* _Supplied passage_:
Calls for Stroud shooting death case to be reinvestigated

Tony Allis
Image caption Tony Alliss died of gunshot wounds near Stroud in 1990, following a long-running boundary dispute

Calls have been made for a new investigation into the death of a man who was shot dead in 1990.

Tony Alliss died of gunshot wounds in woodland near Stroud following a long-running boundary dispute.

A former head of homicide at Scotland Yard reviewed the evidence and said the original investigation was flawed.

Gloucestershire Police said it would act if new and compelling evidence was uncovered but a review last year did not find any.

A judge at Bristol Crown Court ruled in 1991 there was no case to answer and cleared Mr Alliss's neighbours, father and son Terence and Graig Maule, of murder.

A civil claim for damages against them was also rejected.

Former Met Police Cdr Dave Johnston met Mr Alliss's widow Marilyn and brother Bob Alliss at a National Victims' Association conference.

* _Directive_: Summarize the Stroud shooting report above in two sentences.

* _Record list_:
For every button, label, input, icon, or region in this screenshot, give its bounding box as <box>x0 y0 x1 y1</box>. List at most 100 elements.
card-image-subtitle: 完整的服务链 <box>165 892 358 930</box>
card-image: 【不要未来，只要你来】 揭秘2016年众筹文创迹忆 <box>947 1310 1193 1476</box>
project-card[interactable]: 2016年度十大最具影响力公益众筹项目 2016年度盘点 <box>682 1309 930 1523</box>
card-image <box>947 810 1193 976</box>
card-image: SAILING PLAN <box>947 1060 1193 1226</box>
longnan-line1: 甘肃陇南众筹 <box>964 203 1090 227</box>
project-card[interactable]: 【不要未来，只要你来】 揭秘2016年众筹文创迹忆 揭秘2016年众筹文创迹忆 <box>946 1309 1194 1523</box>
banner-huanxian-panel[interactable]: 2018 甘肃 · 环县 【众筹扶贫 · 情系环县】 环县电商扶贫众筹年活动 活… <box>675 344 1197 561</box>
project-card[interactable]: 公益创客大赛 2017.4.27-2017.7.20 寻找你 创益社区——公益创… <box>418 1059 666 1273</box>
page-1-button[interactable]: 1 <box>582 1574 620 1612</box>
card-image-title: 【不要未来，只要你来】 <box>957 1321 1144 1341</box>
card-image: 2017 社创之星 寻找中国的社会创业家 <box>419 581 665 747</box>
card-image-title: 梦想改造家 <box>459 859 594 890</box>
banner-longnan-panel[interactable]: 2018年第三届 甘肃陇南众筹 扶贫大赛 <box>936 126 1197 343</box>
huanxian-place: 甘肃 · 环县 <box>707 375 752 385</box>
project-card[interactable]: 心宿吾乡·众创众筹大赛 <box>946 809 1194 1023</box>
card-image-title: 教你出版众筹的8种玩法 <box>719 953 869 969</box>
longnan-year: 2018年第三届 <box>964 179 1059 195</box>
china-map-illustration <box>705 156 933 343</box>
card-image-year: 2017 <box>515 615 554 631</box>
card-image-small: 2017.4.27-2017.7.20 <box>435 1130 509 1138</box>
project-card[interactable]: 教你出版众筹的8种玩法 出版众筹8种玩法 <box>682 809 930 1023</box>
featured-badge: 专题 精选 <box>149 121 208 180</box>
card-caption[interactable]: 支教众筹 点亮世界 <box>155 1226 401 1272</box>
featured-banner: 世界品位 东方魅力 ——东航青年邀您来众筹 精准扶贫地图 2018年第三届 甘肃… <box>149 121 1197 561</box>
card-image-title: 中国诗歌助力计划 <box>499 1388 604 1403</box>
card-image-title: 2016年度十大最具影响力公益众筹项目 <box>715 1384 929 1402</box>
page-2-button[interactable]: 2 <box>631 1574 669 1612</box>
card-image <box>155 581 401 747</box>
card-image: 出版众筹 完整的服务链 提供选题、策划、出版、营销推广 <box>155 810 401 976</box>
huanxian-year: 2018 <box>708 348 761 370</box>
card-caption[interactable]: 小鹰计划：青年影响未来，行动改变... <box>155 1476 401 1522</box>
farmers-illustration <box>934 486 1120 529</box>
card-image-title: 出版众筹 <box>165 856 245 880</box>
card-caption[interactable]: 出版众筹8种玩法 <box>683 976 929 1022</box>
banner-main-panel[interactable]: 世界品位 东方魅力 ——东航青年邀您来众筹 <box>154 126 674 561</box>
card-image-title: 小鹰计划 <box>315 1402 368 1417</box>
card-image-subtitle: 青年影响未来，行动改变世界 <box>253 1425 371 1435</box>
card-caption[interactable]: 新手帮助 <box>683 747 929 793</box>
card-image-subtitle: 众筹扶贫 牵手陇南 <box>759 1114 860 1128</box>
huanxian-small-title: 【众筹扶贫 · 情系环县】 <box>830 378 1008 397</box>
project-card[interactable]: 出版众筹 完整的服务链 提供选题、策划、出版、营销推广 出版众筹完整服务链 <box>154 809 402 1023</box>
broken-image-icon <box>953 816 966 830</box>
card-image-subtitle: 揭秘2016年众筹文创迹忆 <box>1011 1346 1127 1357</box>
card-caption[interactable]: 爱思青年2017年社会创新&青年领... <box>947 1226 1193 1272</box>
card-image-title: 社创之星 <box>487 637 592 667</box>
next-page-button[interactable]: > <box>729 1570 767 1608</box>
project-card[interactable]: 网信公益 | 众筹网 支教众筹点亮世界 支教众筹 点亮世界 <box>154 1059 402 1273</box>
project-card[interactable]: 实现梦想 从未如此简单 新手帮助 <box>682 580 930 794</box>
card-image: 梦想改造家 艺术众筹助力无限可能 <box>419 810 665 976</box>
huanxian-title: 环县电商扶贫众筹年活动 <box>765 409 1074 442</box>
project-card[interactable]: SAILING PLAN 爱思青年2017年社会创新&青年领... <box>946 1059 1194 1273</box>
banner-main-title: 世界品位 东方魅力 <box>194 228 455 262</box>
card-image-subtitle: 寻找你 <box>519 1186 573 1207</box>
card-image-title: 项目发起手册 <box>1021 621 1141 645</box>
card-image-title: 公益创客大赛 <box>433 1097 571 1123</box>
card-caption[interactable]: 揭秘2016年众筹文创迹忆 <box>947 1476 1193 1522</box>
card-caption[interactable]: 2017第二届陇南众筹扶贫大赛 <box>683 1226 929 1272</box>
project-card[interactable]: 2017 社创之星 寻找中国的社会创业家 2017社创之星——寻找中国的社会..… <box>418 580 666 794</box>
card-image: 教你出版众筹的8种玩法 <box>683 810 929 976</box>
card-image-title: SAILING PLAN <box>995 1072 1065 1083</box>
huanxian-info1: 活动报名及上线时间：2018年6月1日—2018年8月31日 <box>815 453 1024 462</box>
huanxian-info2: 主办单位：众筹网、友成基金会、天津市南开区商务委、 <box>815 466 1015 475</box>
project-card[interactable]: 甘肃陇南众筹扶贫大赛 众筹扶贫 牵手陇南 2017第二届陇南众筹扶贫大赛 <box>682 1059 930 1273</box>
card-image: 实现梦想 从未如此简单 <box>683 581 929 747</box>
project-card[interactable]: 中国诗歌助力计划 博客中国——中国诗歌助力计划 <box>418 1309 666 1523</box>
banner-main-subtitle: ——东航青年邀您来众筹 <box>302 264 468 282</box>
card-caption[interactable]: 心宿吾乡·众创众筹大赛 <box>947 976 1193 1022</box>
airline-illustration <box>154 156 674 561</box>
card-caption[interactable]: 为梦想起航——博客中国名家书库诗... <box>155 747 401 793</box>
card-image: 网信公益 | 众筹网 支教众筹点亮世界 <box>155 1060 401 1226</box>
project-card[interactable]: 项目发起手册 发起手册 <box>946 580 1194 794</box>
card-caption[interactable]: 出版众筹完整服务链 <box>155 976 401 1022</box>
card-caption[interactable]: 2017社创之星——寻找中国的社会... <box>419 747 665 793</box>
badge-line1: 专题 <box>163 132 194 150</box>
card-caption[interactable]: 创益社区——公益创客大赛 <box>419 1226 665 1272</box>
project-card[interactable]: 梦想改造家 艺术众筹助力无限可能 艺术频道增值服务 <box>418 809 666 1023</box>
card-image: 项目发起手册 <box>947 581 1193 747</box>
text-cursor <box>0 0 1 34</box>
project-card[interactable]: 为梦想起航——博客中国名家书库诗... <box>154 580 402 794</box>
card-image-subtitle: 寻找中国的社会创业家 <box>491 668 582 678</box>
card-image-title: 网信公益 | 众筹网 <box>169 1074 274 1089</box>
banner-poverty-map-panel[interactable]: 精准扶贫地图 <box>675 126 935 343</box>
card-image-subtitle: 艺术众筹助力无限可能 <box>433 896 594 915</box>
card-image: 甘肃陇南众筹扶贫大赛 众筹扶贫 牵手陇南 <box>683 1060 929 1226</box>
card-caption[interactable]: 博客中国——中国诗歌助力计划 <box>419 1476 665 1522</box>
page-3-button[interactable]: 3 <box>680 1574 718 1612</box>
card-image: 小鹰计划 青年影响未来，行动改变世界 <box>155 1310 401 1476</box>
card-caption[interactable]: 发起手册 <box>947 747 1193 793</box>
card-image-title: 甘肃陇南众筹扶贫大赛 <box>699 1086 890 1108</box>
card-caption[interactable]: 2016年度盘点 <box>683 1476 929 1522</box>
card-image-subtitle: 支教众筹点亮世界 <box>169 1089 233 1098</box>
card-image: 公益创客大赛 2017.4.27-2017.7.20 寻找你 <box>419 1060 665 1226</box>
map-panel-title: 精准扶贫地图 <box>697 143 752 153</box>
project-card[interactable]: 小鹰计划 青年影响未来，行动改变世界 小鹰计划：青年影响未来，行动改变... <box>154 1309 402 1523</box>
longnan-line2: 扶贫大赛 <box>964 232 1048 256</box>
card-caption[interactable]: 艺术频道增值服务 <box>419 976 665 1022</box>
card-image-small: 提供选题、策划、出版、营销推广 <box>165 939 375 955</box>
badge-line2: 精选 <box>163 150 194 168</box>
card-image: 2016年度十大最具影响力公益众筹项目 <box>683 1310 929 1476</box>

* _Response_: Tony Alliss died of gunshot wounds in woodland near Stroud in 1990 after a long-running boundary dispute, and in 1991 a judge cleared his neighbors, Terence and Graig Maule, of murder, while a civil claim for damages against them was also rejected. Calls have been made for a new investigation after a former head of homicide at Scotland Yard reviewed the evidence and said the original investigation was flawed, but Gloucestershire Police said a review last year found no new and compelling evidence.